Set task.
Your task is to reproduce exactly the lines from the line with "Transcribe the text in this document." through the end of the records below.

START Supplied material

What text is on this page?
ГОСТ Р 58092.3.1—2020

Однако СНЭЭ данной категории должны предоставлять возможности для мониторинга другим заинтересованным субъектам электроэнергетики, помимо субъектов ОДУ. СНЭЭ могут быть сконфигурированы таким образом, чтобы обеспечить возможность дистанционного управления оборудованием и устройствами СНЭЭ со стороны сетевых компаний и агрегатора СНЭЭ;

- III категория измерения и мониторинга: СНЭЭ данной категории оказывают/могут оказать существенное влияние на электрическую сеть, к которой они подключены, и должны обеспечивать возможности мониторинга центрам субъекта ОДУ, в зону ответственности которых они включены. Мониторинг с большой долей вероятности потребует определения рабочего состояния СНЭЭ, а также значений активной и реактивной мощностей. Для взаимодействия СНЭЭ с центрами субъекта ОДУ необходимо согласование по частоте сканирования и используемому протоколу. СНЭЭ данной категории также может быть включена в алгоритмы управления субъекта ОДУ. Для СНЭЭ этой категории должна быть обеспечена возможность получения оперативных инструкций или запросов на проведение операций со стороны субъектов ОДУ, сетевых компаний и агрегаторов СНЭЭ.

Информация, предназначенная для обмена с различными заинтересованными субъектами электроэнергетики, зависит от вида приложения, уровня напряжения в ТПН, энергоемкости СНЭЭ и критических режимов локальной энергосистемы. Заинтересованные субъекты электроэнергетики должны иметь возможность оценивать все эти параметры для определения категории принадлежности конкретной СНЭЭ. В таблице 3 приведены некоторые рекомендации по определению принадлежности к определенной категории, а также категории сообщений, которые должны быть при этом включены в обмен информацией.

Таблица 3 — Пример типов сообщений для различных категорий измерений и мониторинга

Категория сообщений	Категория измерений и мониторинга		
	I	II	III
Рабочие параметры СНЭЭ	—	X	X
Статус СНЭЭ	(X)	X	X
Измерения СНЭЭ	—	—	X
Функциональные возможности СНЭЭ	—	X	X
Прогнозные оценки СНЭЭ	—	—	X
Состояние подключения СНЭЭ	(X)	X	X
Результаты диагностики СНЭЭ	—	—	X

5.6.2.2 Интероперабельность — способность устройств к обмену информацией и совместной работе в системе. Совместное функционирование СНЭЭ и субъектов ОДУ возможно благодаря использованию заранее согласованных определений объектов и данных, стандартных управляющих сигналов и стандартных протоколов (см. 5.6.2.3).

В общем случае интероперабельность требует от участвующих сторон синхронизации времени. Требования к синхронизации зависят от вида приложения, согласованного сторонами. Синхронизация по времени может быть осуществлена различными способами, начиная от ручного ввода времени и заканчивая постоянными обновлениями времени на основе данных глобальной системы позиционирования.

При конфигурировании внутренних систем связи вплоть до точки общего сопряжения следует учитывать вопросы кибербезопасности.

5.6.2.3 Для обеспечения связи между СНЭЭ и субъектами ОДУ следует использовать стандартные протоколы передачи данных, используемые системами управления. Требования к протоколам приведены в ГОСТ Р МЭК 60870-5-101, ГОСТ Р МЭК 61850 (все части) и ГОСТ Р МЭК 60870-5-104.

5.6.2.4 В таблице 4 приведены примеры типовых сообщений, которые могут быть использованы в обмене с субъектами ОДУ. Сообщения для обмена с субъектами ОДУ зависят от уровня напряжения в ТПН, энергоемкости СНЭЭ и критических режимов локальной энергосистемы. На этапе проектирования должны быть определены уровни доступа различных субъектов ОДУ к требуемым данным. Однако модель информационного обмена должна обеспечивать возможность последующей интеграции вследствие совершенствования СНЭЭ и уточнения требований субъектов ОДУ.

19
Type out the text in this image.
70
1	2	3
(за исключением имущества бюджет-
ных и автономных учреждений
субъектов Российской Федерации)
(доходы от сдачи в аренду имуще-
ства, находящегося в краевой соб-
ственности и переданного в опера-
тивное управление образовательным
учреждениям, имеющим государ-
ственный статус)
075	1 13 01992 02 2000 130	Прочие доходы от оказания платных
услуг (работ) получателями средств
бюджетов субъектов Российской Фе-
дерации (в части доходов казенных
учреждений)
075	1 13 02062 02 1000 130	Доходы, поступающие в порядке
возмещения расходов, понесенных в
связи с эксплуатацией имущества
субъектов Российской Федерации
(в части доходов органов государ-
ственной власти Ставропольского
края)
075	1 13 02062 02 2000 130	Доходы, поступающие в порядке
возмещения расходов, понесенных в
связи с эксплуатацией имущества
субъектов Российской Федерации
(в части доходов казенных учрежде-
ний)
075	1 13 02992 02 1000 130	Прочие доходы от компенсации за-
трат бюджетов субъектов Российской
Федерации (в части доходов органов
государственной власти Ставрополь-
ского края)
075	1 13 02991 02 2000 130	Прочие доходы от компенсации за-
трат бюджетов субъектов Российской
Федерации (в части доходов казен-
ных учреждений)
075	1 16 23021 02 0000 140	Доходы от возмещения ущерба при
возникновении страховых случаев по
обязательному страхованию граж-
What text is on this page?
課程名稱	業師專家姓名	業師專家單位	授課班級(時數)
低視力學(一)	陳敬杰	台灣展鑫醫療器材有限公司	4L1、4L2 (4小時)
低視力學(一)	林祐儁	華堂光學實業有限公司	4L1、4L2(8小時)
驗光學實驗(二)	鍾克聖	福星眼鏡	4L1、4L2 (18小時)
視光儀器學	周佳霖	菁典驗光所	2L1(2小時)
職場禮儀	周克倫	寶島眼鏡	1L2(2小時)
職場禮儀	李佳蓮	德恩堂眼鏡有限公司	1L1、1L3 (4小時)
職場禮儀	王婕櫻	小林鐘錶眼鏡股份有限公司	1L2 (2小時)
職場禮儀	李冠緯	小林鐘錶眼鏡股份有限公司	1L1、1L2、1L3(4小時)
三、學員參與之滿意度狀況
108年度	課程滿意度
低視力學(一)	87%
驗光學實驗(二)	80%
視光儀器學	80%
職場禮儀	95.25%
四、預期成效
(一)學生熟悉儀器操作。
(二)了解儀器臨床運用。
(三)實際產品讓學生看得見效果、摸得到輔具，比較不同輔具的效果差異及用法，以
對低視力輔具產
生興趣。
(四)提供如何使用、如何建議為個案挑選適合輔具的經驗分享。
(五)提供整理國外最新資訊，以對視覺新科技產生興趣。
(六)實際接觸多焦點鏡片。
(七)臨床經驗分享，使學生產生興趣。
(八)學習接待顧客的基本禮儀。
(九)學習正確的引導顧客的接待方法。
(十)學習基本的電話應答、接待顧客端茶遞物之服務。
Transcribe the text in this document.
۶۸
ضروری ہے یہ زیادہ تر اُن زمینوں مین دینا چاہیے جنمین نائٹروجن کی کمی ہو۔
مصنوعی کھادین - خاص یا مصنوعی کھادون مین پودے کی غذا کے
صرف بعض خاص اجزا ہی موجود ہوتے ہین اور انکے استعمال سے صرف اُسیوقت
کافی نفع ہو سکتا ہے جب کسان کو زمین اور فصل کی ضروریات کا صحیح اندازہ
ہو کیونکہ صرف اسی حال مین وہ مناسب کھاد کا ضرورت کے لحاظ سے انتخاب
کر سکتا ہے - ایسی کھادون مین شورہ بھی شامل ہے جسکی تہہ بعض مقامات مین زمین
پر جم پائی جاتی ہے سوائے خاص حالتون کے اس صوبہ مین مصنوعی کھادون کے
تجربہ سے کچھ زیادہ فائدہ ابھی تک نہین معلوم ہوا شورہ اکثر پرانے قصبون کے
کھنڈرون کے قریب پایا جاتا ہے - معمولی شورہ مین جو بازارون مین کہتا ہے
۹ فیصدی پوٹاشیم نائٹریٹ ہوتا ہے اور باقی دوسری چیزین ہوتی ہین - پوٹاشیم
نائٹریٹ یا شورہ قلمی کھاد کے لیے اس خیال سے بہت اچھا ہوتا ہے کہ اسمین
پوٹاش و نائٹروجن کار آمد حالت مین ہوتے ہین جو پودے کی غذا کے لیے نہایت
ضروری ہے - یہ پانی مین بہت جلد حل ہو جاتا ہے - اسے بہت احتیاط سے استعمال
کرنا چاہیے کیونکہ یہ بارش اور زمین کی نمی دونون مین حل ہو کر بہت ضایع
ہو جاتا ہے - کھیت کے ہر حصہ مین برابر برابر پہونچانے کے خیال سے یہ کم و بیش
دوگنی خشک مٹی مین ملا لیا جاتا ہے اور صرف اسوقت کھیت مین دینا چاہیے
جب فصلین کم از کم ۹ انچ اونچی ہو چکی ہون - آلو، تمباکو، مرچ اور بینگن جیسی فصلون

END Supplied material

Problem solution.
Transcribe the text in this document.
۶۸
ضروری ہے یہ زیادہ تر اُن زمینوں مین دینا چاہیے جنمین نائٹروجن کی کمی ہو۔
مصنوعی کھادین - خاص یا مصنوعی کھادون مین پودے کی غذا کے
صرف بعض خاص اجزا ہی موجود ہوتے ہین اور انکے استعمال سے صرف اُسیوقت
کافی نفع ہو سکتا ہے جب کسان کو زمین اور فصل کی ضروریات کا صحیح اندازہ
ہو کیونکہ صرف اسی حال مین وہ مناسب کھاد کا ضرورت کے لحاظ سے انتخاب
کر سکتا ہے - ایسی کھادون مین شورہ بھی شامل ہے جسکی تہہ بعض مقامات مین زمین
پر جم پائی جاتی ہے سوائے خاص حالتون کے اس صوبہ مین مصنوعی کھادون کے
تجربہ سے کچھ زیادہ فائدہ ابھی تک نہین معلوم ہوا شورہ اکثر پرانے قصبون کے
کھنڈرون کے قریب پایا جاتا ہے - معمولی شورہ مین جو بازارون مین کہتا ہے
۹ فیصدی پوٹاشیم نائٹریٹ ہوتا ہے اور باقی دوسری چیزین ہوتی ہین - پوٹاشیم
نائٹریٹ یا شورہ قلمی کھاد کے لیے اس خیال سے بہت اچھا ہوتا ہے کہ اسمین
پوٹاش و نائٹروجن کار آمد حالت مین ہوتے ہین جو پودے کی غذا کے لیے نہایت
ضروری ہے - یہ پانی مین بہت جلد حل ہو جاتا ہے - اسے بہت احتیاط سے استعمال
کرنا چاہیے کیونکہ یہ بارش اور زمین کی نمی دونون مین حل ہو کر بہت ضایع
ہو جاتا ہے - کھیت کے ہر حصہ مین برابر برابر پہونچانے کے خیال سے یہ کم و بیش
دوگنی خشک مٹی مین ملا لیا جاتا ہے اور صرف اسوقت کھیت مین دینا چاہیے
جب فصلین کم از کم ۹ انچ اونچی ہو چکی ہون - آلو، تمباکو، مرچ اور بینگن جیسی فصلون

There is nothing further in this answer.